### Exercise objective
Show only lines that include "Arvoisie".

### Supplied records
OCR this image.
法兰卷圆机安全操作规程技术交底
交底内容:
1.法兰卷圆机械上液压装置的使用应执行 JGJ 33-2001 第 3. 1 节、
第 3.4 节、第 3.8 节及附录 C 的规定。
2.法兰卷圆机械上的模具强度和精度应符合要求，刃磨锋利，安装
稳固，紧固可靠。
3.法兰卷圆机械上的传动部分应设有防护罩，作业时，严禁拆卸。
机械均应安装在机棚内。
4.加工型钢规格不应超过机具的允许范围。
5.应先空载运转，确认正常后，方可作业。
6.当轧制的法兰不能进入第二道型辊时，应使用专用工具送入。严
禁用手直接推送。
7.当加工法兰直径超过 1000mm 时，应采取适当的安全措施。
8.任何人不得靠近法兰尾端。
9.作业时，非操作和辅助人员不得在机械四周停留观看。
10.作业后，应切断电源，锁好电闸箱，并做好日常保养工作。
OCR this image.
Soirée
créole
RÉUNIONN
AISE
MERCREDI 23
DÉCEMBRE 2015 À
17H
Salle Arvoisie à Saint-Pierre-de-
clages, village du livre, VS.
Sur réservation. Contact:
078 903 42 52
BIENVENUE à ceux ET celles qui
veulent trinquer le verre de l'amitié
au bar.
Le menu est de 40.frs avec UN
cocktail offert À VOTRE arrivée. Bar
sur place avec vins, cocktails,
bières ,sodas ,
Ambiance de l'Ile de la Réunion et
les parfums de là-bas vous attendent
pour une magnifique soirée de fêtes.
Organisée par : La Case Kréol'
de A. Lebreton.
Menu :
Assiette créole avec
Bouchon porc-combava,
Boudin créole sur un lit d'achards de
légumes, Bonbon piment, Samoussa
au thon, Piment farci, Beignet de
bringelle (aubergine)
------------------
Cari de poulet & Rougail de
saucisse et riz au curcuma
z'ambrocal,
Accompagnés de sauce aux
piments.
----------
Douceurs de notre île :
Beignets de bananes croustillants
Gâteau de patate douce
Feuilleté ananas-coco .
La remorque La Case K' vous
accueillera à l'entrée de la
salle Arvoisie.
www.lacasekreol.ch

### Answer
Salle Arvoisie à Saint-Pierre-de-
salle Arvoisie.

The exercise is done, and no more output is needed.